[Figure record listings]

• • • • • • •

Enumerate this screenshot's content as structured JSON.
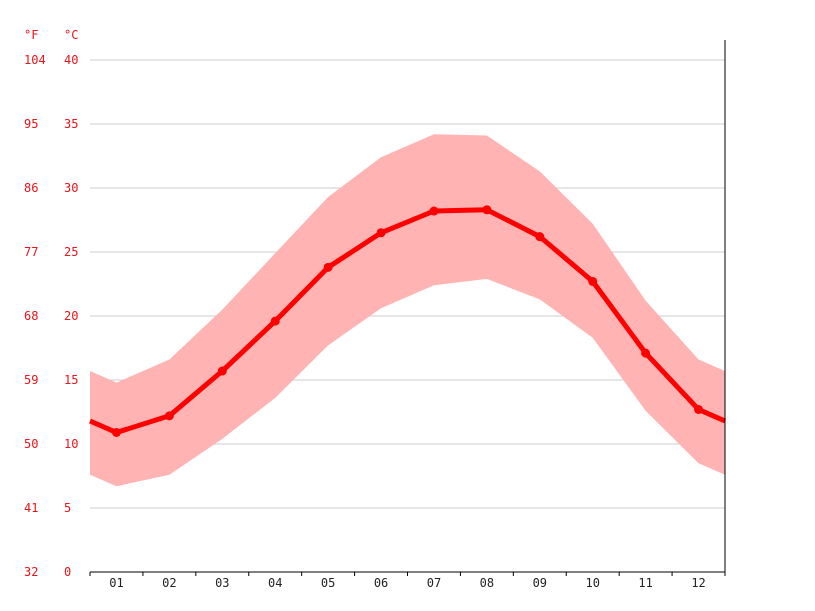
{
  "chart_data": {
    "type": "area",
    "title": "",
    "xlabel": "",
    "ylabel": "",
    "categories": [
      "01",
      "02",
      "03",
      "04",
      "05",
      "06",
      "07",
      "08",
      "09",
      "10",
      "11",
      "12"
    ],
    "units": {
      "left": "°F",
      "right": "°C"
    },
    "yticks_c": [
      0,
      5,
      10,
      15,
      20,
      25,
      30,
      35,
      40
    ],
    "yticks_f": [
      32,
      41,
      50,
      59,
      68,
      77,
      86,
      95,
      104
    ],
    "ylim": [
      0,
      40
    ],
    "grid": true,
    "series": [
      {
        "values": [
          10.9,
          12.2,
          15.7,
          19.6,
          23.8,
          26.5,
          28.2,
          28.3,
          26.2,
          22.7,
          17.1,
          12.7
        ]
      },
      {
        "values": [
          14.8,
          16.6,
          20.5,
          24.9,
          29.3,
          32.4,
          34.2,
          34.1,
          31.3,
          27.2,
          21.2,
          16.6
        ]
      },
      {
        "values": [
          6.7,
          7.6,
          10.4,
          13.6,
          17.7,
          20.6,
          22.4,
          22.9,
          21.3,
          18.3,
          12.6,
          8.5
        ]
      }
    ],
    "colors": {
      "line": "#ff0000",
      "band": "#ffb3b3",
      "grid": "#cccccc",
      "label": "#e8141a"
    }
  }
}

• • • • • • •

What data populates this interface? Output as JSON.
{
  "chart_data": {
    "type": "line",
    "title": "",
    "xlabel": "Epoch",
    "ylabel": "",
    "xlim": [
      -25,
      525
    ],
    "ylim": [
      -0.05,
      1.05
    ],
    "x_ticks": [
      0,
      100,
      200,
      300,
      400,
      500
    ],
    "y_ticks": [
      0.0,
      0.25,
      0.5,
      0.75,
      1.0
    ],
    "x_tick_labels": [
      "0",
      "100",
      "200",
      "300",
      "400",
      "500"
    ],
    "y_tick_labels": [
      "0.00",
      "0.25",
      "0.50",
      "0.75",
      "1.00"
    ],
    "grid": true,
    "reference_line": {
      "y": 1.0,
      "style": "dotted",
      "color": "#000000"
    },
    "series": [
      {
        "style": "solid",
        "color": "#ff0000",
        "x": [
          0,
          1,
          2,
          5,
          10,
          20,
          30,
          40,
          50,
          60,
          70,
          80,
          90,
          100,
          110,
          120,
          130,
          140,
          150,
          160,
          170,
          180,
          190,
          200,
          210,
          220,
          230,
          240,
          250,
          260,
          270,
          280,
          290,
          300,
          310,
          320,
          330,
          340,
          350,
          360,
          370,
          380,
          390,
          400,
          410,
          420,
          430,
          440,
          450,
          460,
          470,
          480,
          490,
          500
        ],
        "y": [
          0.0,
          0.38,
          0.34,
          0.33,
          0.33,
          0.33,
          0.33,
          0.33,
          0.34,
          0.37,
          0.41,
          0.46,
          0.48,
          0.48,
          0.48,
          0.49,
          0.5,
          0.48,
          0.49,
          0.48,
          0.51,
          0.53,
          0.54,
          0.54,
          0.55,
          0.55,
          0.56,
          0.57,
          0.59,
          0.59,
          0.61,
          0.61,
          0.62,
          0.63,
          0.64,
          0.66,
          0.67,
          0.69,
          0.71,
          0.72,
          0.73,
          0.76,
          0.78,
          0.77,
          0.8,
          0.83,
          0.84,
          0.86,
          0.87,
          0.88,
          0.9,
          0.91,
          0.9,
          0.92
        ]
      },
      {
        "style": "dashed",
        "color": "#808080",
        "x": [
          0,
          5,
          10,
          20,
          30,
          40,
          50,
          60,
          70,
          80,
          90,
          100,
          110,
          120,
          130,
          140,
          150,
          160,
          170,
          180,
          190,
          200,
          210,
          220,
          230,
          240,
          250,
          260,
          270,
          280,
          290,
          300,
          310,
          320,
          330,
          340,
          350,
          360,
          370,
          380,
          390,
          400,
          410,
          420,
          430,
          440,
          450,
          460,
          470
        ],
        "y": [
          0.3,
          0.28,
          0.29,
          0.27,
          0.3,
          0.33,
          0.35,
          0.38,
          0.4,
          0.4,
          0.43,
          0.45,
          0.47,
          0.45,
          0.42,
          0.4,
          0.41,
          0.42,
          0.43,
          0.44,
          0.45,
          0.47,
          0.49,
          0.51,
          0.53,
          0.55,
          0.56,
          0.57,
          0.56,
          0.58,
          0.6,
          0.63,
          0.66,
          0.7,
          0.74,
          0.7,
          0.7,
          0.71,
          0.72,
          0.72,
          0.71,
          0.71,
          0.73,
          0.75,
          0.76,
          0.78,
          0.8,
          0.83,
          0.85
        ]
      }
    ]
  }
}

• • • • • • •

_Requirement_:
Filter the records, keeping only lines that contain "this", and show those lines.

_Task result_:
Enumerate this screenshot's content as structured JSON.
What data populates this interface? Output as JSON.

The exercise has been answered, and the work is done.